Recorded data
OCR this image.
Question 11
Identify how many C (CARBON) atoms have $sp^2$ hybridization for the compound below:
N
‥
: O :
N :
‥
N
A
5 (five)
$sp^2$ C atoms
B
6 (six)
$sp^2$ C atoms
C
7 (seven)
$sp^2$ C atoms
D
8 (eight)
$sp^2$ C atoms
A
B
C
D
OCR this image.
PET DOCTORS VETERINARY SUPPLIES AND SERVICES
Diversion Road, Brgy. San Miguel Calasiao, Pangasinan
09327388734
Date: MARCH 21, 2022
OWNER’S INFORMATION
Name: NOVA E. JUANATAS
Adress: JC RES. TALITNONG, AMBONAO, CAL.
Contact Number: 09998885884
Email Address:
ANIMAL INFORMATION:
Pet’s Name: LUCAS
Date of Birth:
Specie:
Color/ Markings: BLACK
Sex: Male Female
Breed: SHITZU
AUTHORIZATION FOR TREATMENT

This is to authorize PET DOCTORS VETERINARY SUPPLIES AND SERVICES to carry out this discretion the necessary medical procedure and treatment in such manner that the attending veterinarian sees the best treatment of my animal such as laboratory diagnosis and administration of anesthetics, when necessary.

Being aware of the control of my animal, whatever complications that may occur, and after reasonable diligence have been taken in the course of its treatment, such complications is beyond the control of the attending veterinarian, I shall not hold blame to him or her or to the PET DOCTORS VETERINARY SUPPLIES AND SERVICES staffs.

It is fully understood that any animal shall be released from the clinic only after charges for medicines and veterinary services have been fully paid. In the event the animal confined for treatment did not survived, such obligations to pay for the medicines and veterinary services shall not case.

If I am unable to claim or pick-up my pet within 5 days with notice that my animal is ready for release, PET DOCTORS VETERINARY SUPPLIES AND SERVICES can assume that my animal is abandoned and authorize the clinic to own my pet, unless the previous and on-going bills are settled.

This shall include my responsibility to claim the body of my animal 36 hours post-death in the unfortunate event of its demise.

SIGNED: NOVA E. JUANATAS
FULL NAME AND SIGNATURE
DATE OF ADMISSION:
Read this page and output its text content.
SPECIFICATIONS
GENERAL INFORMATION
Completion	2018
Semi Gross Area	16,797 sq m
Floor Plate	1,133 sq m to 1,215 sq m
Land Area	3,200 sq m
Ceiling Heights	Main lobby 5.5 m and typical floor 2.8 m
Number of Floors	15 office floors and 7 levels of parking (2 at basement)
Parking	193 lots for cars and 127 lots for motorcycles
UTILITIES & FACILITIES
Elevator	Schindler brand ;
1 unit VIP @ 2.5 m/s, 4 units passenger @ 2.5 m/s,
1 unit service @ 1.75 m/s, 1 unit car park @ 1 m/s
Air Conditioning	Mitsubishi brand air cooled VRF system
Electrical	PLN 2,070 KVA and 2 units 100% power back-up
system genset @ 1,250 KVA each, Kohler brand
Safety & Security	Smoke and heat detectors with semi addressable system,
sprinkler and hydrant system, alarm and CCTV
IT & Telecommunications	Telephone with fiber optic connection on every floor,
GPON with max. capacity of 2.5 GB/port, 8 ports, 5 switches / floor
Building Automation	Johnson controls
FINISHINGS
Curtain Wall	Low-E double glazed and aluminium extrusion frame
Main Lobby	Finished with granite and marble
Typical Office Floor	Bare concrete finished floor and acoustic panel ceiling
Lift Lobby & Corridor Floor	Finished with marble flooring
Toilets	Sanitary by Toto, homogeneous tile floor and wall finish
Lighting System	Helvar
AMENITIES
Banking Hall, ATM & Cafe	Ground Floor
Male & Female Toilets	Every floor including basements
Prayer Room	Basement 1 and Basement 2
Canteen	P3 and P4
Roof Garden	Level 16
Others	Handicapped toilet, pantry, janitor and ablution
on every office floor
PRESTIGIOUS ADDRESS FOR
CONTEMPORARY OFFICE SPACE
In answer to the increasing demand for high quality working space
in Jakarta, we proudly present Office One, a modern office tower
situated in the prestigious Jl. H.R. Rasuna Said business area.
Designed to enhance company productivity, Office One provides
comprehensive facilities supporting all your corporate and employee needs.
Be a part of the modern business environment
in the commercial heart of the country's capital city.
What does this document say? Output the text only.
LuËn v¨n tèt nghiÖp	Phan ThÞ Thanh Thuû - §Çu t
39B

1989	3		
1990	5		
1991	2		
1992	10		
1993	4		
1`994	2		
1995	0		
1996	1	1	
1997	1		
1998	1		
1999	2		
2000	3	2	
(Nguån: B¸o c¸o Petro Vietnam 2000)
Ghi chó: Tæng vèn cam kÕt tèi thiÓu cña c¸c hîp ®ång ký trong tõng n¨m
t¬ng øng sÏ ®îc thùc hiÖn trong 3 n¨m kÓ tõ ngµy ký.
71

==

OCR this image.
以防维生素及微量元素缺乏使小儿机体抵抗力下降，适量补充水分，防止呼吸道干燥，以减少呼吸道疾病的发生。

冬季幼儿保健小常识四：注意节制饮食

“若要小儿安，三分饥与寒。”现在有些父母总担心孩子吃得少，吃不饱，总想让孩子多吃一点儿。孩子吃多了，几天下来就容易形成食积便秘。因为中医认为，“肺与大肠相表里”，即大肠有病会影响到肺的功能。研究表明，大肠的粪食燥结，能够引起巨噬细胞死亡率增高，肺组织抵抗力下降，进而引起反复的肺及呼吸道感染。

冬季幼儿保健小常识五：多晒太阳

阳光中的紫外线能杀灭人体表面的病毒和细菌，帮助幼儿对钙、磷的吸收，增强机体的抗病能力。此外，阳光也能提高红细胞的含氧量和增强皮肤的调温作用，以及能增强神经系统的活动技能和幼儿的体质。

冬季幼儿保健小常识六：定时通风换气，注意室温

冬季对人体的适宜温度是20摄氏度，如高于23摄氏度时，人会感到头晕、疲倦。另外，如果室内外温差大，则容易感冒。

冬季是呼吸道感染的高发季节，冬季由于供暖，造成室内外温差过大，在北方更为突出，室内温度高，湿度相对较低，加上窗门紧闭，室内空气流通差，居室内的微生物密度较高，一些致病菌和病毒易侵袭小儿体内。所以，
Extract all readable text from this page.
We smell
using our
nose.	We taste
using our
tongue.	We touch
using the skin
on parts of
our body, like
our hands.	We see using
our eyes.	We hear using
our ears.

The exercise —
Write only the number of lines that include "with".

Task result —
6